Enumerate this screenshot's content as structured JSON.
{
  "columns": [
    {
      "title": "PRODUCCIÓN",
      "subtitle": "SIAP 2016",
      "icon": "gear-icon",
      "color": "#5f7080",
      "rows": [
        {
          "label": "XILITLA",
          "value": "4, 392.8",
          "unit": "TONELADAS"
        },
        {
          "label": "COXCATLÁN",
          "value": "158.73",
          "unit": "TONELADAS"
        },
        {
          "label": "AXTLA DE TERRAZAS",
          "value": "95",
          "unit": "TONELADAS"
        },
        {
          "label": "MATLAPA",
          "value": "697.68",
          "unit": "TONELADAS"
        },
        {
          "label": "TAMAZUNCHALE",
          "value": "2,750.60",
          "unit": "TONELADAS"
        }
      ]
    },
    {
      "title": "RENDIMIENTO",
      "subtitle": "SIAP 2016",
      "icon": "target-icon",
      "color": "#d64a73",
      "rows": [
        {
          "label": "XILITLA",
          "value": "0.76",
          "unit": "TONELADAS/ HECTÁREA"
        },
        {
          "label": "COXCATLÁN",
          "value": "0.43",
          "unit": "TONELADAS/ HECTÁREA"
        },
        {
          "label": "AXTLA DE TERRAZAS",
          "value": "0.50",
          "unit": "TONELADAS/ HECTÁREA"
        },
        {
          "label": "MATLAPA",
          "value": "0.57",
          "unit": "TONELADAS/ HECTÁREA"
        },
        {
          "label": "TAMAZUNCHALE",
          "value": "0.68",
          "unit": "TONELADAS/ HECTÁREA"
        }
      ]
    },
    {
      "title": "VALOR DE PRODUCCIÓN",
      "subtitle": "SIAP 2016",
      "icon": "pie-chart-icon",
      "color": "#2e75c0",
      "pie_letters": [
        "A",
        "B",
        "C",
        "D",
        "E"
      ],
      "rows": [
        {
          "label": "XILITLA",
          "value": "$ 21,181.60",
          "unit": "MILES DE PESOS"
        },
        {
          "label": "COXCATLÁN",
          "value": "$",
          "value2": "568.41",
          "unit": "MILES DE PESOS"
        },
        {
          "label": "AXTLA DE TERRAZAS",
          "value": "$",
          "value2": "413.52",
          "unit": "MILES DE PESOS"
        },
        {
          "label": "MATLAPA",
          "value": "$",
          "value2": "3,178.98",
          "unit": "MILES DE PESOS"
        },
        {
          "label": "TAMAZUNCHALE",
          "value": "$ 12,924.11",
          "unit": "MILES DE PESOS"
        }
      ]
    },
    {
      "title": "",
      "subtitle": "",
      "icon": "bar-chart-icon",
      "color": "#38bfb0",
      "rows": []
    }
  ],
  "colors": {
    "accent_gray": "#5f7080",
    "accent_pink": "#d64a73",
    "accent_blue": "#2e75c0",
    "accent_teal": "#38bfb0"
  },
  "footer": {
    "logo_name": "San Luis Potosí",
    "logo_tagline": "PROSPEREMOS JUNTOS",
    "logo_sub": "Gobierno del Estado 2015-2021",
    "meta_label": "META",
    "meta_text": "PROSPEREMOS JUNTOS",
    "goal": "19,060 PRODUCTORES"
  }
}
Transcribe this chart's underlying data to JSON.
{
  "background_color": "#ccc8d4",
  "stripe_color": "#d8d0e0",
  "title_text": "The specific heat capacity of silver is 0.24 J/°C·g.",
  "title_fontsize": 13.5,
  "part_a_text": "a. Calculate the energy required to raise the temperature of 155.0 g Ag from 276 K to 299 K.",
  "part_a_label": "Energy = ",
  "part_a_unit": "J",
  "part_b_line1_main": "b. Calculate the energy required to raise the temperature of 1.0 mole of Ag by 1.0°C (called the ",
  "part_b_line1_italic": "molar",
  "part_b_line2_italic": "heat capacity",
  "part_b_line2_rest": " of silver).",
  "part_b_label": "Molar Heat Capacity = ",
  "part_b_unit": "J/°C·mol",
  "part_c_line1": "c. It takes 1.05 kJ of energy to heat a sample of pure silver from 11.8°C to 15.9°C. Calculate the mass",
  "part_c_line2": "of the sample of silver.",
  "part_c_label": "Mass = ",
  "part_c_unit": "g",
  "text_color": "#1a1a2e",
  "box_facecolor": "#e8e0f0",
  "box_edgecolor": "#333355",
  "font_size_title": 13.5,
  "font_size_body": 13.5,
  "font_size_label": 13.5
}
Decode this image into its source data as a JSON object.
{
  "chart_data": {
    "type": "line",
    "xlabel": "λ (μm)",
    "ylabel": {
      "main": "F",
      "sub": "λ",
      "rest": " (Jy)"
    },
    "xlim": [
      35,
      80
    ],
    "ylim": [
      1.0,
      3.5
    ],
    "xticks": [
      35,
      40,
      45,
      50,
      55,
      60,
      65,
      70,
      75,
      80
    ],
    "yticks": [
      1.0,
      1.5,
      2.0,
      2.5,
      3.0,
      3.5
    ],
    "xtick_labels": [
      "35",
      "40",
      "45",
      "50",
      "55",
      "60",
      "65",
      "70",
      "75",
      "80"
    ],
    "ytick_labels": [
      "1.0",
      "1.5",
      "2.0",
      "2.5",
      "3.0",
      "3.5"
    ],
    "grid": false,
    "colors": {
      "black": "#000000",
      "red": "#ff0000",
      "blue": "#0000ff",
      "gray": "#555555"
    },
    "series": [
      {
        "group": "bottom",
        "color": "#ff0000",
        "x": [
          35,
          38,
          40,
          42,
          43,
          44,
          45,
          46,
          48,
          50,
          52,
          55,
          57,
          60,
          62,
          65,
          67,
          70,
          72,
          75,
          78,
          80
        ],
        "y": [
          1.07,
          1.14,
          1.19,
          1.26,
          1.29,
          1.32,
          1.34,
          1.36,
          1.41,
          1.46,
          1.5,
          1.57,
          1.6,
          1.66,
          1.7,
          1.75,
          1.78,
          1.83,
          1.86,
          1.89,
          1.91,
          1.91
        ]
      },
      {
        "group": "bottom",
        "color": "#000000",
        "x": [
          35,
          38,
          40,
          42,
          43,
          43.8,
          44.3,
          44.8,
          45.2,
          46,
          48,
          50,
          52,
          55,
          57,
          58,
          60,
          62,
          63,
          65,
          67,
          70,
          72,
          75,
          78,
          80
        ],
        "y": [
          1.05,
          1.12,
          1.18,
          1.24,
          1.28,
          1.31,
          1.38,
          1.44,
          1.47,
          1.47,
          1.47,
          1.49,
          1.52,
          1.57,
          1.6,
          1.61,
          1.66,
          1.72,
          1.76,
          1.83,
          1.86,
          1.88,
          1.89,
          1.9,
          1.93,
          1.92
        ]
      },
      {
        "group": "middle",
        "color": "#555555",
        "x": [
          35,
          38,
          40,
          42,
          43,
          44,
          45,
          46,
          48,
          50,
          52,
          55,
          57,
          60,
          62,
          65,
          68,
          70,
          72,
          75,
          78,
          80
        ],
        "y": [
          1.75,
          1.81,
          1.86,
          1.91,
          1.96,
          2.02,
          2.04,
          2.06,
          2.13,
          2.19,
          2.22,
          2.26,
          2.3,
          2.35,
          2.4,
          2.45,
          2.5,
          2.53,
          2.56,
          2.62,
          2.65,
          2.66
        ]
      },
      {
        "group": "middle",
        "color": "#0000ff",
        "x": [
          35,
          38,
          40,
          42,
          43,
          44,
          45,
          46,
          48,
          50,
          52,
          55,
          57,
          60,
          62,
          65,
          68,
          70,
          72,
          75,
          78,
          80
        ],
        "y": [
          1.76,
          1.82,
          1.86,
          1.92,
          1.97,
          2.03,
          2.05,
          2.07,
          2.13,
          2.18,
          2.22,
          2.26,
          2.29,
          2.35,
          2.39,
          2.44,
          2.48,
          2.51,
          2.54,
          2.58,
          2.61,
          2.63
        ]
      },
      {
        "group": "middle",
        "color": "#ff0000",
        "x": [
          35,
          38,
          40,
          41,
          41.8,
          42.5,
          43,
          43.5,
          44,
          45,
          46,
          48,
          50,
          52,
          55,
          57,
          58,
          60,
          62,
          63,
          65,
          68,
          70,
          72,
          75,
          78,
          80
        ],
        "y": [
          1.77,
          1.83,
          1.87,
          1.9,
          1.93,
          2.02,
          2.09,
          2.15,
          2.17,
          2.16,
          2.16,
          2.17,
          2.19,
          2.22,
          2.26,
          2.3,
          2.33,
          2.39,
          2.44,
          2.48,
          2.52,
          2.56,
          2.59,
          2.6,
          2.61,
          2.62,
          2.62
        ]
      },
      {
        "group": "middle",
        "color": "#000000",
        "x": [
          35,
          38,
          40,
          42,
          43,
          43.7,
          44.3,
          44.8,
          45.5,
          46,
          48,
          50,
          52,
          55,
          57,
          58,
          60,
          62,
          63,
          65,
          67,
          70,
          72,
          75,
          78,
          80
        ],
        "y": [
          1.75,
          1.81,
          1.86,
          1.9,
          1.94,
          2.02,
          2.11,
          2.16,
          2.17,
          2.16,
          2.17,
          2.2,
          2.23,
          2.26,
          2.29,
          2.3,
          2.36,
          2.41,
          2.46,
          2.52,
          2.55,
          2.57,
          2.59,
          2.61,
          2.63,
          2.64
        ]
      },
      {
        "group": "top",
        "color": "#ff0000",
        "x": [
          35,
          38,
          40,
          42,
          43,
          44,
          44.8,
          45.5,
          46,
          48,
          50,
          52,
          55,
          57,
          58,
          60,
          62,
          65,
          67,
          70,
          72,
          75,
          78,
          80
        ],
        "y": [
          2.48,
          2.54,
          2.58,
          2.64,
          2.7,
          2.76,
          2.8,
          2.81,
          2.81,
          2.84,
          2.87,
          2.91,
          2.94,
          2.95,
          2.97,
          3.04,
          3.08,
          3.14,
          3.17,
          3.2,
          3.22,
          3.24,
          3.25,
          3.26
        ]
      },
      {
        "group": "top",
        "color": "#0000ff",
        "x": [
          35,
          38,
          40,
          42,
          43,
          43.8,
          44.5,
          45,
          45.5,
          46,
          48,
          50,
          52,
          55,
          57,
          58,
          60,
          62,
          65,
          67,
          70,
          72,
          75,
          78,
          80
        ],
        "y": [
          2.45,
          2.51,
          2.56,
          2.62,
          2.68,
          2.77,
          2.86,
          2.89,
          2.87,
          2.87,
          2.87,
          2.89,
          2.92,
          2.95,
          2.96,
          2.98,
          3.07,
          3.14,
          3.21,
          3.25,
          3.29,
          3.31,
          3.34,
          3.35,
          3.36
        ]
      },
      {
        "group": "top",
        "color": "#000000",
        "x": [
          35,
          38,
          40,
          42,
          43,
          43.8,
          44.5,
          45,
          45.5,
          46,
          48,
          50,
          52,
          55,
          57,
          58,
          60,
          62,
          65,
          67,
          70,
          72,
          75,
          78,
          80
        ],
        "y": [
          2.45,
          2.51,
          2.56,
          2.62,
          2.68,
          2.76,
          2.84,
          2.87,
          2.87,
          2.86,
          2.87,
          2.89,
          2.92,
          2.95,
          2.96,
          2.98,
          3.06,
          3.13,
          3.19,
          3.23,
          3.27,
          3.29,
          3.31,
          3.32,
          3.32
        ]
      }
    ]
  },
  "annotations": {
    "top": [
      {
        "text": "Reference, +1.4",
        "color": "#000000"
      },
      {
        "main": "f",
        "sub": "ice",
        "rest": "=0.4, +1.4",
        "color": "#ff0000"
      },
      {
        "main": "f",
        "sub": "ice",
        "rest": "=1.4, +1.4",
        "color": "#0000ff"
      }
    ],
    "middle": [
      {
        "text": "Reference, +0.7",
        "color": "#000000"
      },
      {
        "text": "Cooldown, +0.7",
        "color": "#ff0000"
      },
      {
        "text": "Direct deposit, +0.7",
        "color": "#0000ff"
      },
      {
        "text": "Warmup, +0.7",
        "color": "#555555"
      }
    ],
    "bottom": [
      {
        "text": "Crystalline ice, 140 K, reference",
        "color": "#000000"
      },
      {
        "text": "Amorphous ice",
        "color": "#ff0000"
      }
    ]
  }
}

-*-

→ **GIVEN REQUEST**
Among the entries, how many lines include the word "silver"? Answer with a single number and nothing further.

→ **REPLY TO THE TASK**
4